What the exercise asks: Search the data for the word "Plasma" and copy every line that contains it.

Records shown:

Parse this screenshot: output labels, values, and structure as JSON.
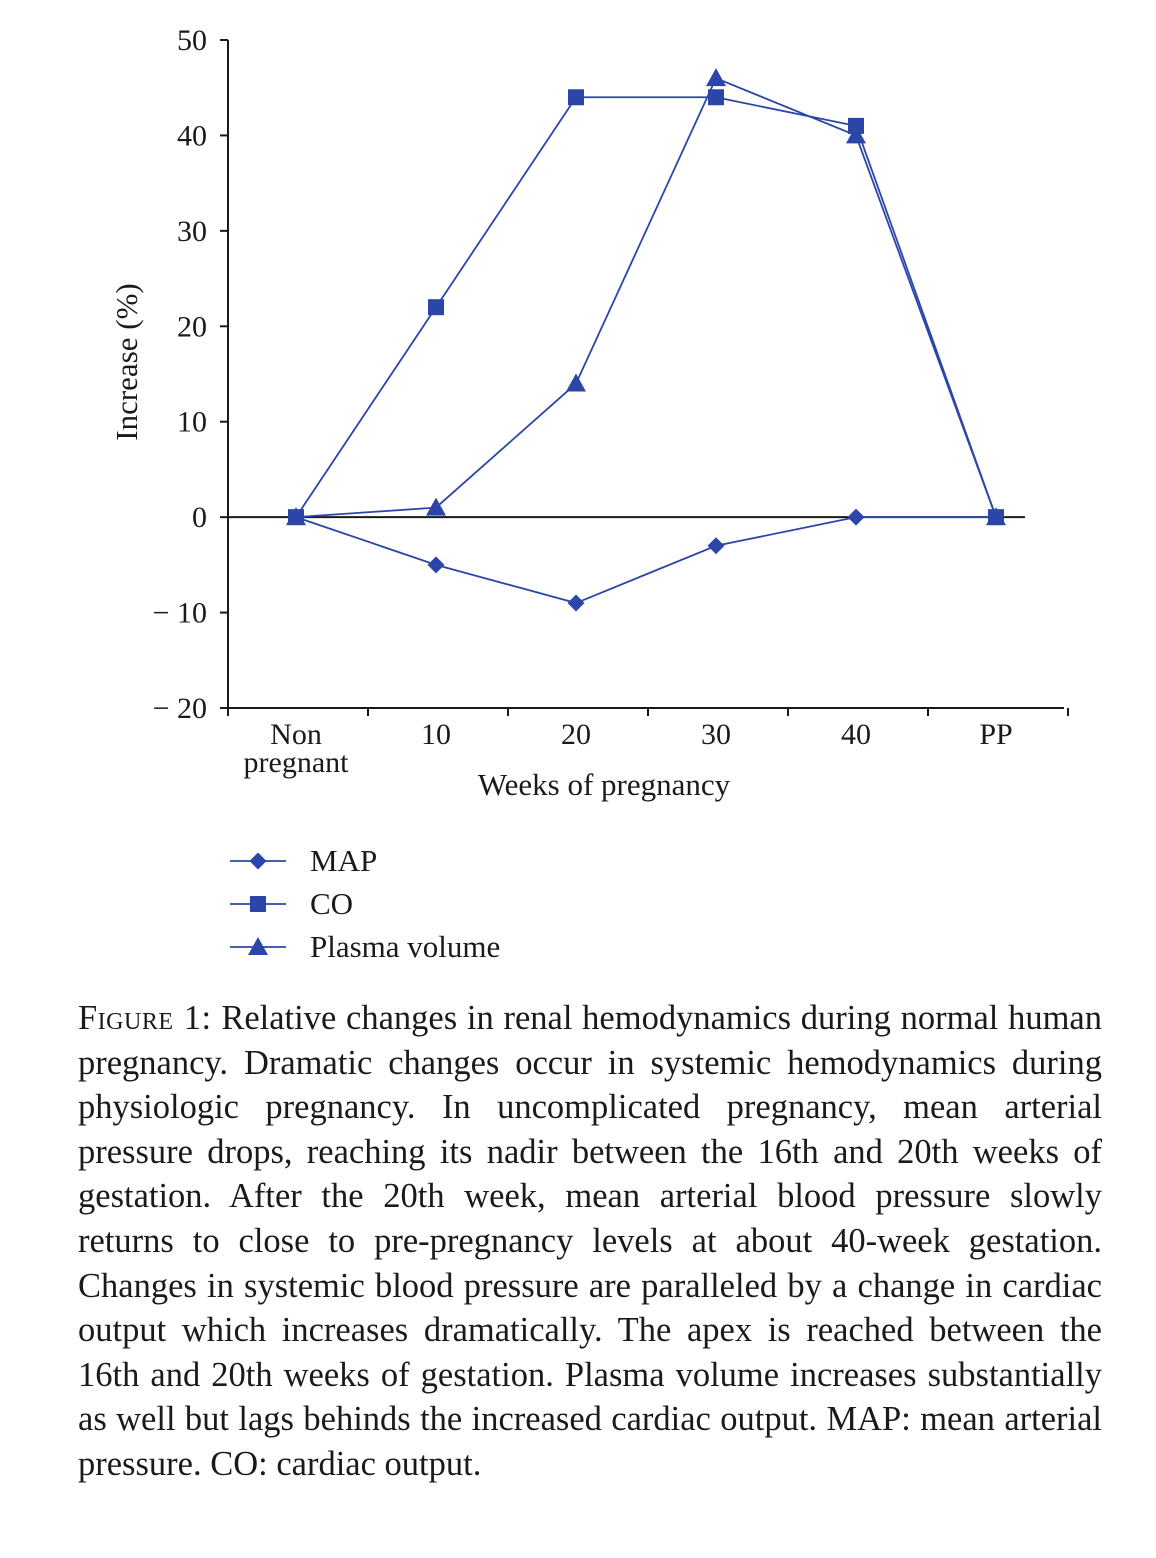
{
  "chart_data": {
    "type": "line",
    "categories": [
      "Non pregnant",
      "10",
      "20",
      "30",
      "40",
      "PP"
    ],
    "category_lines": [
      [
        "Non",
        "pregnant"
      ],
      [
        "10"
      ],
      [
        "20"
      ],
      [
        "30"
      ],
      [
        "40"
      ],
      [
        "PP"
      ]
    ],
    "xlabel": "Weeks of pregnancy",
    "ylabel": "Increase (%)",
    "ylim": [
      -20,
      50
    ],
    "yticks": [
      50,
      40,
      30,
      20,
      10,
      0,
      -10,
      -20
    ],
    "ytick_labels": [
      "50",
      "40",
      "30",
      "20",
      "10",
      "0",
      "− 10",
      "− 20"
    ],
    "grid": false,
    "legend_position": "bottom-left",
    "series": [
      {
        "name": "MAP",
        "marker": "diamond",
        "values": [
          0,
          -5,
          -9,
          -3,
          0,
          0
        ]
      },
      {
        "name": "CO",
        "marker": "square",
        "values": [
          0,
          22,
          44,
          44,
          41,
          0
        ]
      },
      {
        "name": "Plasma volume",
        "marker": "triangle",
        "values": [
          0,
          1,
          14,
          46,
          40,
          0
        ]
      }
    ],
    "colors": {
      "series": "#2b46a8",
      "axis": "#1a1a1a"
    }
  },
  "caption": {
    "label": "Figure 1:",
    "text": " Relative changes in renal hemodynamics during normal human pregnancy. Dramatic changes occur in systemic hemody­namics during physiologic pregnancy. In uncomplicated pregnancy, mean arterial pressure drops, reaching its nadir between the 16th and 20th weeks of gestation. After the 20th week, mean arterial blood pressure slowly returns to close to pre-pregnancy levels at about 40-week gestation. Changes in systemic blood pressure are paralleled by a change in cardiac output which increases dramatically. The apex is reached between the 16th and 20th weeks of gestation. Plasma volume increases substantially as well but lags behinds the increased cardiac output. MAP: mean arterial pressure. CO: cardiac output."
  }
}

Solution to the problem:
        "name": "Plasma volume",
    "text": " Relative changes in renal hemodynamics during normal human pregnancy. Dramatic changes occur in systemic hemody­namics during physiologic pregnancy. In uncomplicated pregnancy, mean arterial pressure drops, reaching its nadir between the 16th and 20th weeks of gestation. After the 20th week, mean arterial blood pressure slowly returns to close to pre-pregnancy levels at about 40-week gestation. Changes in systemic blood pressure are paralleled by a change in cardiac output which increases dramatically. The apex is reached between the 16th and 20th weeks of gestation. Plasma volume increases substantially as well but lags behinds the increased cardiac output. MAP: mean arterial pressure. CO: cardiac output."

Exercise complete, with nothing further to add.